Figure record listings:
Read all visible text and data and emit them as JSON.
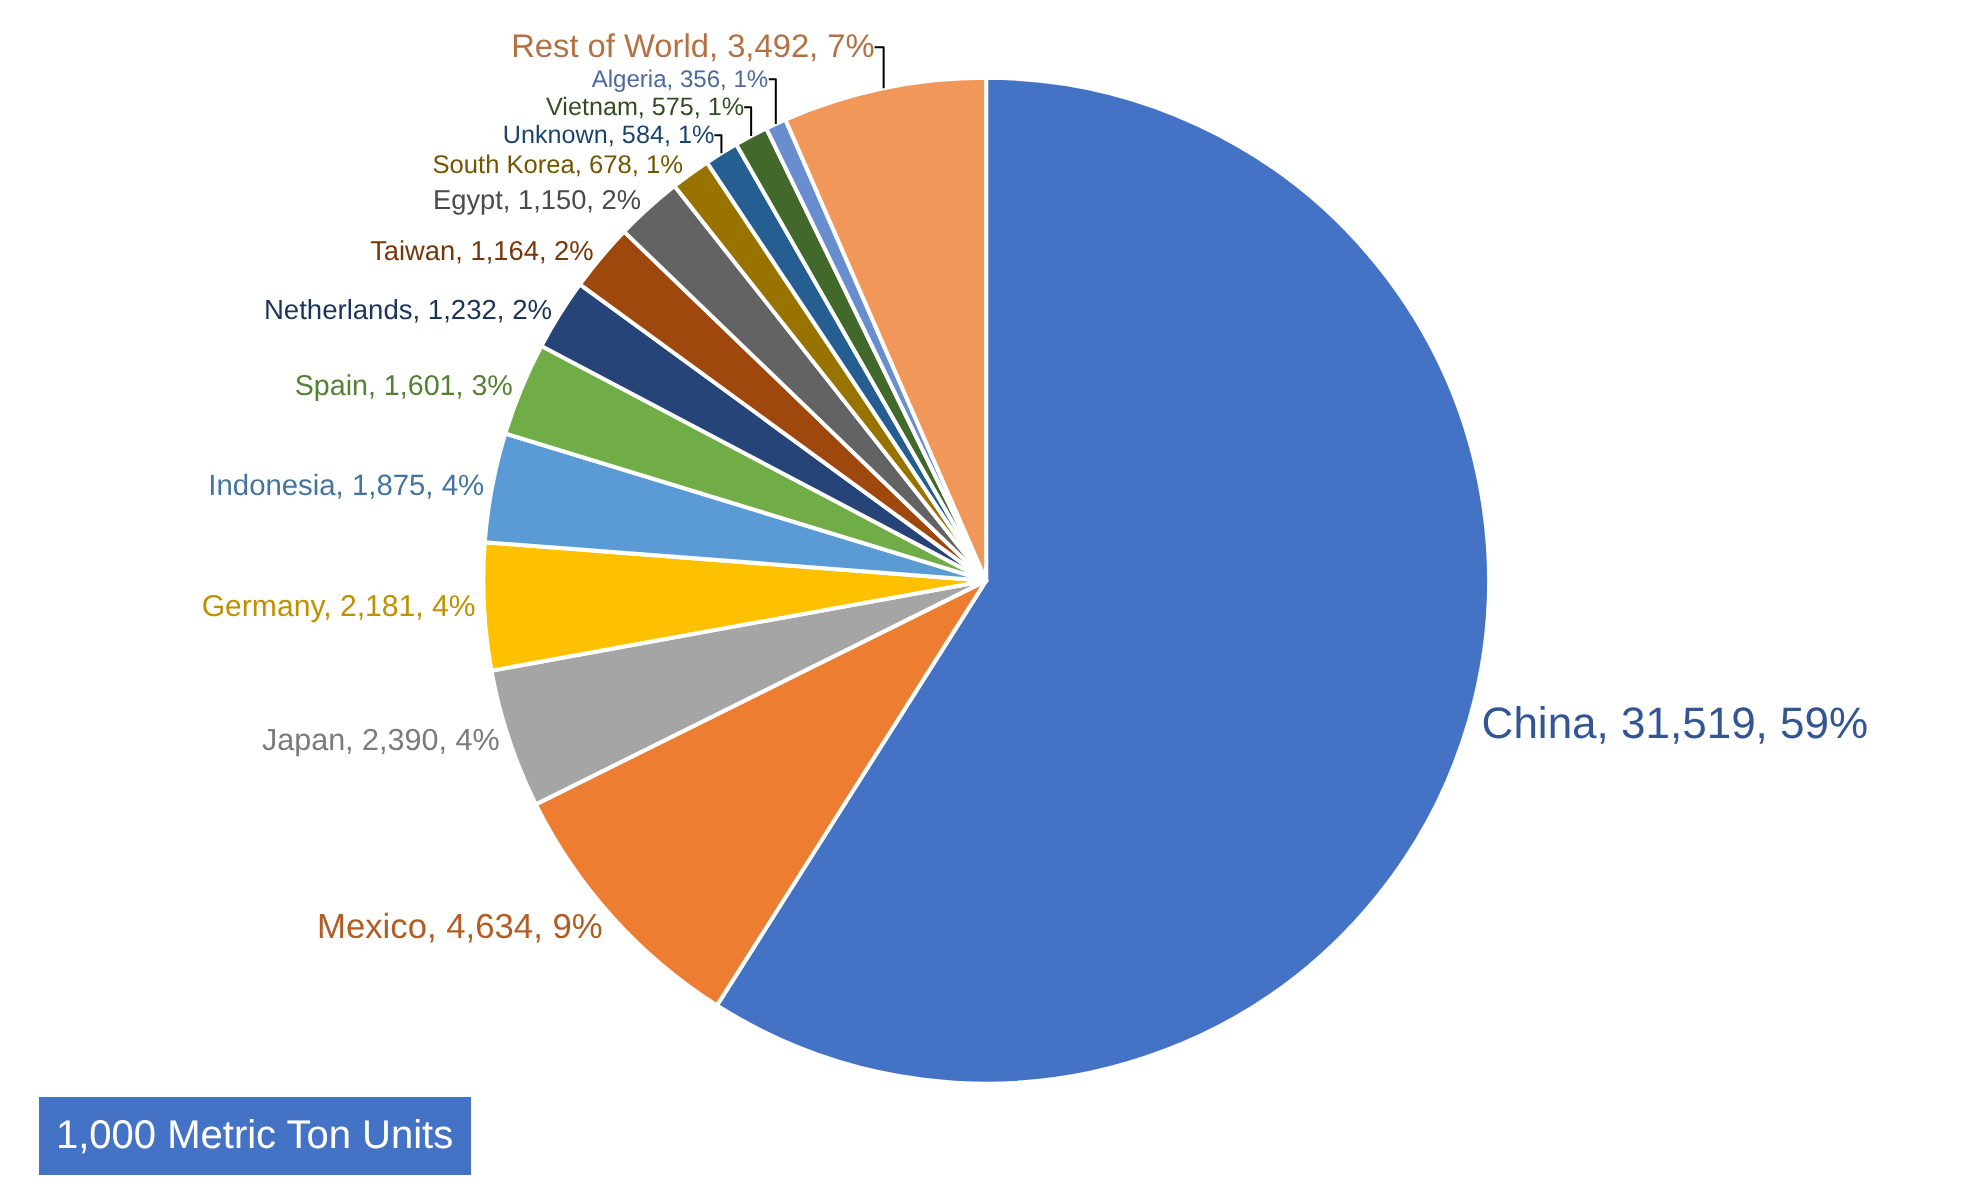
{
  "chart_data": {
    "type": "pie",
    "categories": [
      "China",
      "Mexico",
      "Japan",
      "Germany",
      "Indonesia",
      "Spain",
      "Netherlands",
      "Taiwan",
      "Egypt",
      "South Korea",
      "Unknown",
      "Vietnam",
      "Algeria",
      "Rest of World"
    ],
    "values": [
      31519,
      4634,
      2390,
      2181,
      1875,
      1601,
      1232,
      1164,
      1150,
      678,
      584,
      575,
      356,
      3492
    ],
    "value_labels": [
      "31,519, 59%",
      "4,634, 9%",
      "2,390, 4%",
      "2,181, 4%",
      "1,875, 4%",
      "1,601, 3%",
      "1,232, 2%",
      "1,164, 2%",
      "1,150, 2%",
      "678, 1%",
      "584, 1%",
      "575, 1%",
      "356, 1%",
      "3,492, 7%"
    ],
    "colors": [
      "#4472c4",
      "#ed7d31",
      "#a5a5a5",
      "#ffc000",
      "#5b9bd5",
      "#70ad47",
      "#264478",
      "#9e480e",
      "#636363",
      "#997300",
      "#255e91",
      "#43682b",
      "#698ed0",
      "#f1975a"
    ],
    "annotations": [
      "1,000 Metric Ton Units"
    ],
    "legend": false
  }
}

STATED PROBLEM:
Leave out the pictures and print every line of the data exactly.

ANSWER IN FULL:
Read all visible text and data and emit them as JSON.
{
  "chart_data": {
    "type": "pie",
    "categories": [
      "China",
      "Mexico",
      "Japan",
      "Germany",
      "Indonesia",
      "Spain",
      "Netherlands",
      "Taiwan",
      "Egypt",
      "South Korea",
      "Unknown",
      "Vietnam",
      "Algeria",
      "Rest of World"
    ],
    "values": [
      31519,
      4634,
      2390,
      2181,
      1875,
      1601,
      1232,
      1164,
      1150,
      678,
      584,
      575,
      356,
      3492
    ],
    "value_labels": [
      "31,519, 59%",
      "4,634, 9%",
      "2,390, 4%",
      "2,181, 4%",
      "1,875, 4%",
      "1,601, 3%",
      "1,232, 2%",
      "1,164, 2%",
      "1,150, 2%",
      "678, 1%",
      "584, 1%",
      "575, 1%",
      "356, 1%",
      "3,492, 7%"
    ],
    "colors": [
      "#4472c4",
      "#ed7d31",
      "#a5a5a5",
      "#ffc000",
      "#5b9bd5",
      "#70ad47",
      "#264478",
      "#9e480e",
      "#636363",
      "#997300",
      "#255e91",
      "#43682b",
      "#698ed0",
      "#f1975a"
    ],
    "annotations": [
      "1,000 Metric Ton Units"
    ],
    "legend": false
  }
}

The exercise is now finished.